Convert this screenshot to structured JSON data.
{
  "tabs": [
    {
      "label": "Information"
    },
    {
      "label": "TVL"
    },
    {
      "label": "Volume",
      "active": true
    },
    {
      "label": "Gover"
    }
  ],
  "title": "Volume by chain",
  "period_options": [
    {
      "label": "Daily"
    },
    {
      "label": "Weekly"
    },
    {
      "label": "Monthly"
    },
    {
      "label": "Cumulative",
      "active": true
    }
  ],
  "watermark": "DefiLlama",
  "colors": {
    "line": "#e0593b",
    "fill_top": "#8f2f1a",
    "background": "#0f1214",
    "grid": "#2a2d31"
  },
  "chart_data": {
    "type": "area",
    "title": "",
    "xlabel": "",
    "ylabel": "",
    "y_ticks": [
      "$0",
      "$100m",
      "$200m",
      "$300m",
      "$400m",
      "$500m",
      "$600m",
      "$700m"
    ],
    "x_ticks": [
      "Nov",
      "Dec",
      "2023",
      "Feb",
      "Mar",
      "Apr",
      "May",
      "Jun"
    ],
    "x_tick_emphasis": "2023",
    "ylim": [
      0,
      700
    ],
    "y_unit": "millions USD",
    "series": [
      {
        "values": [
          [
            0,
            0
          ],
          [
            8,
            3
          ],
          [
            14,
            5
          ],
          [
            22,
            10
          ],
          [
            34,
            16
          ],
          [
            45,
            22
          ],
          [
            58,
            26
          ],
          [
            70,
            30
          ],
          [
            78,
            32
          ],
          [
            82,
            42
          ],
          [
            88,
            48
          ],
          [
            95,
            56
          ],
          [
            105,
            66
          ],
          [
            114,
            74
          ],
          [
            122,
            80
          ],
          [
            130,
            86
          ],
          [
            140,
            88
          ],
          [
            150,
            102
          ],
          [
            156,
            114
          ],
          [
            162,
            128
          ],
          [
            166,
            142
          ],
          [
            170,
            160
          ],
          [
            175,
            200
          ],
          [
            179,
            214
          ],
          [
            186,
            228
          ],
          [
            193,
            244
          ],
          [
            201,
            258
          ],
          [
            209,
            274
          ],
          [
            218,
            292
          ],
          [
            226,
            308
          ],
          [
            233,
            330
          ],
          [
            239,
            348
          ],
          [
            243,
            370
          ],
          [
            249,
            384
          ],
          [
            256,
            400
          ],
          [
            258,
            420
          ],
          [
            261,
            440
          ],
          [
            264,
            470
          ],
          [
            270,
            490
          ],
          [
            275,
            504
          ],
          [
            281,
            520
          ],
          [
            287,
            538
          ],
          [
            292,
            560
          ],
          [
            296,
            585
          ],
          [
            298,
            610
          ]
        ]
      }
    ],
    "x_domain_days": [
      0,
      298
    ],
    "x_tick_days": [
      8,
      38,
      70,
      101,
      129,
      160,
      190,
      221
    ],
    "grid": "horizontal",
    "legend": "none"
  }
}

...

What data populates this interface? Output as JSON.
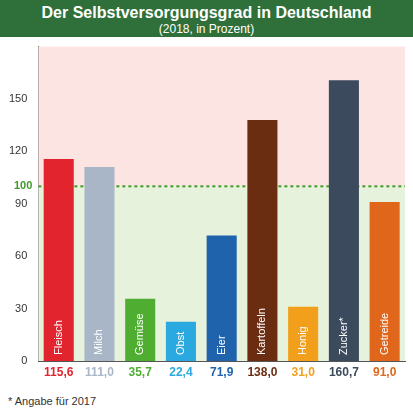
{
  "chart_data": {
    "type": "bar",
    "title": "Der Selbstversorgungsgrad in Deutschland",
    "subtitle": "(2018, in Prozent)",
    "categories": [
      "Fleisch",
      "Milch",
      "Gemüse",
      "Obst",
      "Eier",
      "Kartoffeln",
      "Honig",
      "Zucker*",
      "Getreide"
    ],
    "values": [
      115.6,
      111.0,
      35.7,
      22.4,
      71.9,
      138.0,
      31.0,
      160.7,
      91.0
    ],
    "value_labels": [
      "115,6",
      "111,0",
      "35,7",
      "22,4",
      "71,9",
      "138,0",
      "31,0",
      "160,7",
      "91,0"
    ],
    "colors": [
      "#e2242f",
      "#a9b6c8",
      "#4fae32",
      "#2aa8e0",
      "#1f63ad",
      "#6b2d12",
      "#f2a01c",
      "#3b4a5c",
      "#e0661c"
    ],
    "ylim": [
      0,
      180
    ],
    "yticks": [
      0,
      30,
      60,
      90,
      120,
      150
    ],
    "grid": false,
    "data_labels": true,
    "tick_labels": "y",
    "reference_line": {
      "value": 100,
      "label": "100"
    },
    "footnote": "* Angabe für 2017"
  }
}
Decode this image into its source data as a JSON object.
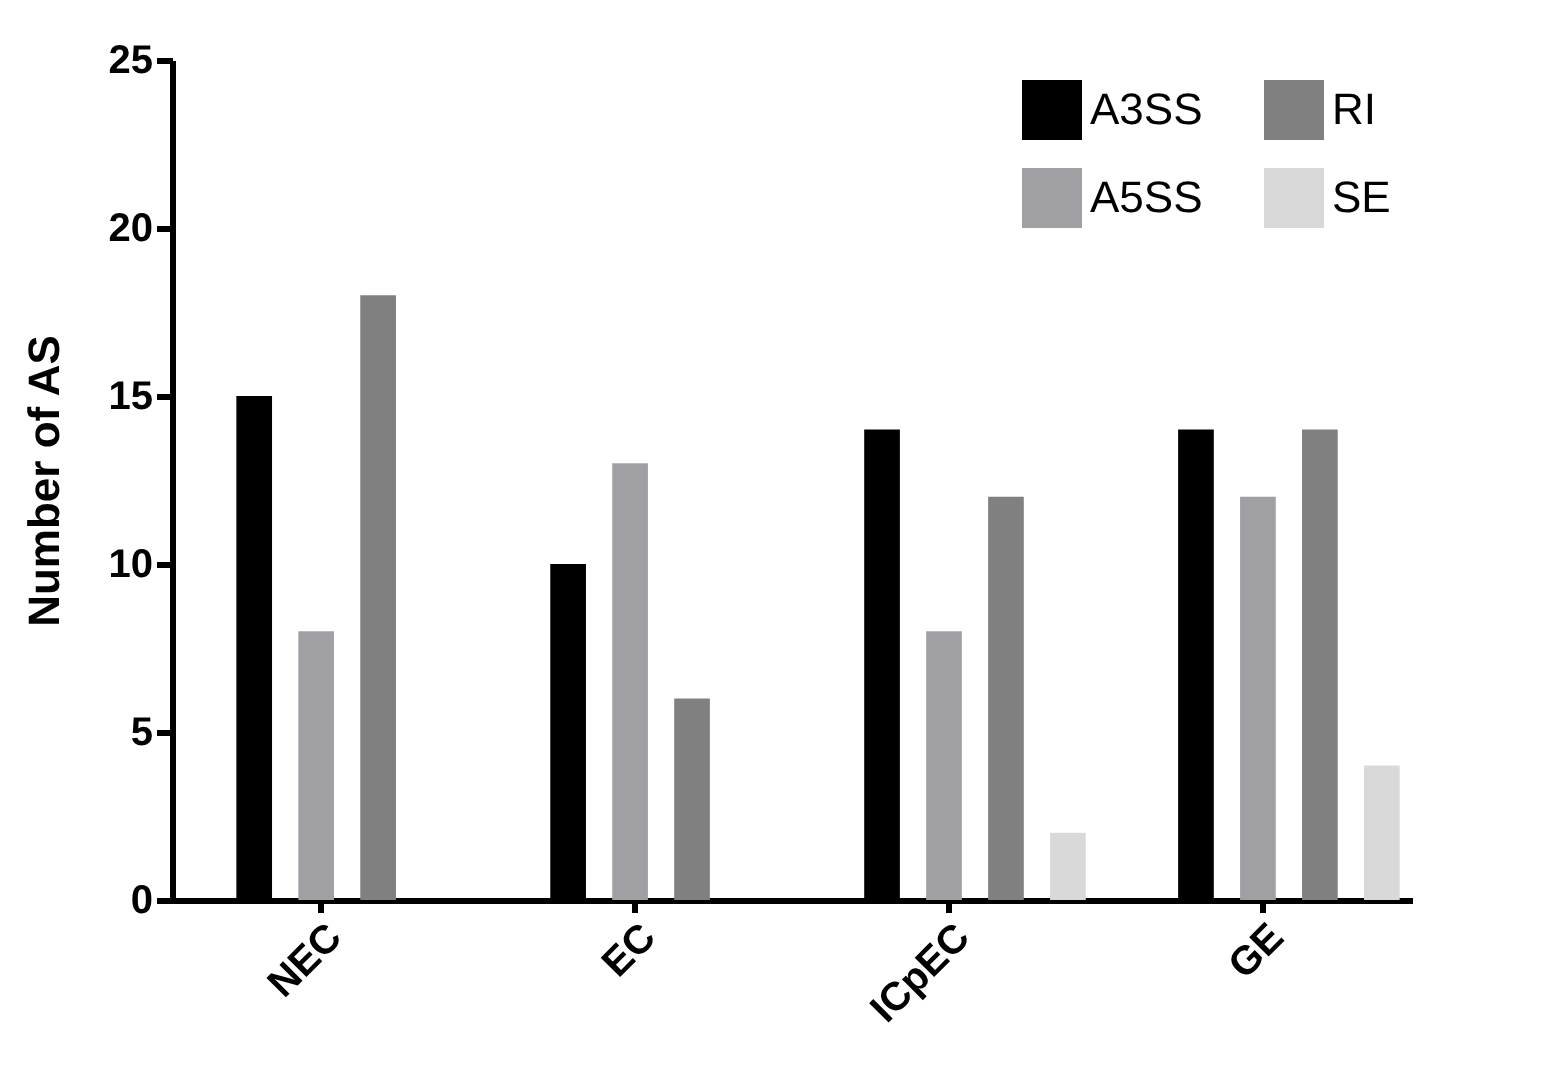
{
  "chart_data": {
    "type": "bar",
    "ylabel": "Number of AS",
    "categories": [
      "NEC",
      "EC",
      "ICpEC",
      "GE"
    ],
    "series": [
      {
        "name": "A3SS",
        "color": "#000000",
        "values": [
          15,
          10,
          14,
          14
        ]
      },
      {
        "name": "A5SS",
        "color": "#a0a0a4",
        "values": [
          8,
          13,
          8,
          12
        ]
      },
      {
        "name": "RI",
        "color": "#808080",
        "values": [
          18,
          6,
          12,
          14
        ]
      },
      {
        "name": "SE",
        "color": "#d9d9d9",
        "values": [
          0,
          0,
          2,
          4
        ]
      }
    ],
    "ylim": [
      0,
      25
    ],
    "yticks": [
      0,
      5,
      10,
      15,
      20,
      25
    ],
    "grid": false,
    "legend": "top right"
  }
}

→ Task objective:
Filter the records, keeping only lines that contain "grid", and show those lines.

→ Output for this task:
    "grid": "#2a2d31"
    "grid": "horizontal",
    "grid": false,
    "grid": false,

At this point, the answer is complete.